● To be done:
Every record must be written out once more, with nothing added or omitted.

====== Available records

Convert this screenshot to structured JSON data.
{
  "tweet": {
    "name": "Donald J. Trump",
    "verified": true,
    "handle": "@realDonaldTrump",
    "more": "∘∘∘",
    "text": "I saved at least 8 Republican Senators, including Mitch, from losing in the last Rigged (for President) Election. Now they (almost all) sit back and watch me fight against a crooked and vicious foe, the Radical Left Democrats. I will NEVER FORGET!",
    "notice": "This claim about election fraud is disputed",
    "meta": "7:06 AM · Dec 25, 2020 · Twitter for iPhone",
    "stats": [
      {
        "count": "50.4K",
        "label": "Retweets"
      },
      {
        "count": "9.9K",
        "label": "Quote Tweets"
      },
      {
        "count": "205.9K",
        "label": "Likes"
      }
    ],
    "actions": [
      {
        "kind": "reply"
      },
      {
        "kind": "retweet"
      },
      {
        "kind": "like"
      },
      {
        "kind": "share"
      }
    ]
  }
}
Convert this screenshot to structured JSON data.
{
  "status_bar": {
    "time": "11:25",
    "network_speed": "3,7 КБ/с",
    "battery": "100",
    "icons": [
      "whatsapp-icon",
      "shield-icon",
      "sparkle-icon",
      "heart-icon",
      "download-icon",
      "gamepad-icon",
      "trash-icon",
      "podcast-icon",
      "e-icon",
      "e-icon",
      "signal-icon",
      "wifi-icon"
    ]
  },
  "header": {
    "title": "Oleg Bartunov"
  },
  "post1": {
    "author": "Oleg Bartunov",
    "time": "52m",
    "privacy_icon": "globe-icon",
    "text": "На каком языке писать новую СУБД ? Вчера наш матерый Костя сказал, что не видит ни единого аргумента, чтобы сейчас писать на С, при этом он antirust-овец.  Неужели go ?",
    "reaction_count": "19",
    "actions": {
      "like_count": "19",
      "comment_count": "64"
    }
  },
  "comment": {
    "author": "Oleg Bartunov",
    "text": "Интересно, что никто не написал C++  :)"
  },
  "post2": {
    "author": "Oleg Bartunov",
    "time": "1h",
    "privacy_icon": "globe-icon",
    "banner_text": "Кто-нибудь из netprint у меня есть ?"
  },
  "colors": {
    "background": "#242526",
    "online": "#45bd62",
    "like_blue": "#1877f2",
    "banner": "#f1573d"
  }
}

============

● The response:
Convert this screenshot to structured JSON data.
{
  "tweet": {
    "name": "Donald J. Trump",
    "verified": true,
    "handle": "@realDonaldTrump",
    "more": "∘∘∘",
    "text": "I saved at least 8 Republican Senators, including Mitch, from losing in the last Rigged (for President) Election. Now they (almost all) sit back and watch me fight against a crooked and vicious foe, the Radical Left Democrats. I will NEVER FORGET!",
    "notice": "This claim about election fraud is disputed",
    "meta": "7:06 AM · Dec 25, 2020 · Twitter for iPhone",
    "stats": [
      {
        "count": "50.4K",
        "label": "Retweets"
      },
      {
        "count": "9.9K",
        "label": "Quote Tweets"
      },
      {
        "count": "205.9K",
        "label": "Likes"
      }
    ],
    "actions": [
      {
        "kind": "reply"
      },
      {
        "kind": "retweet"
      },
      {
        "kind": "like"
      },
      {
        "kind": "share"
      }
    ]
  }
}
Convert this screenshot to structured JSON data.
{
  "status_bar": {
    "time": "11:25",
    "network_speed": "3,7 КБ/с",
    "battery": "100",
    "icons": [
      "whatsapp-icon",
      "shield-icon",
      "sparkle-icon",
      "heart-icon",
      "download-icon",
      "gamepad-icon",
      "trash-icon",
      "podcast-icon",
      "e-icon",
      "e-icon",
      "signal-icon",
      "wifi-icon"
    ]
  },
  "header": {
    "title": "Oleg Bartunov"
  },
  "post1": {
    "author": "Oleg Bartunov",
    "time": "52m",
    "privacy_icon": "globe-icon",
    "text": "На каком языке писать новую СУБД ? Вчера наш матерый Костя сказал, что не видит ни единого аргумента, чтобы сейчас писать на С, при этом он antirust-овец.  Неужели go ?",
    "reaction_count": "19",
    "actions": {
      "like_count": "19",
      "comment_count": "64"
    }
  },
  "comment": {
    "author": "Oleg Bartunov",
    "text": "Интересно, что никто не написал C++  :)"
  },
  "post2": {
    "author": "Oleg Bartunov",
    "time": "1h",
    "privacy_icon": "globe-icon",
    "banner_text": "Кто-нибудь из netprint у меня есть ?"
  },
  "colors": {
    "background": "#242526",
    "online": "#45bd62",
    "like_blue": "#1877f2",
    "banner": "#f1573d"
  }
}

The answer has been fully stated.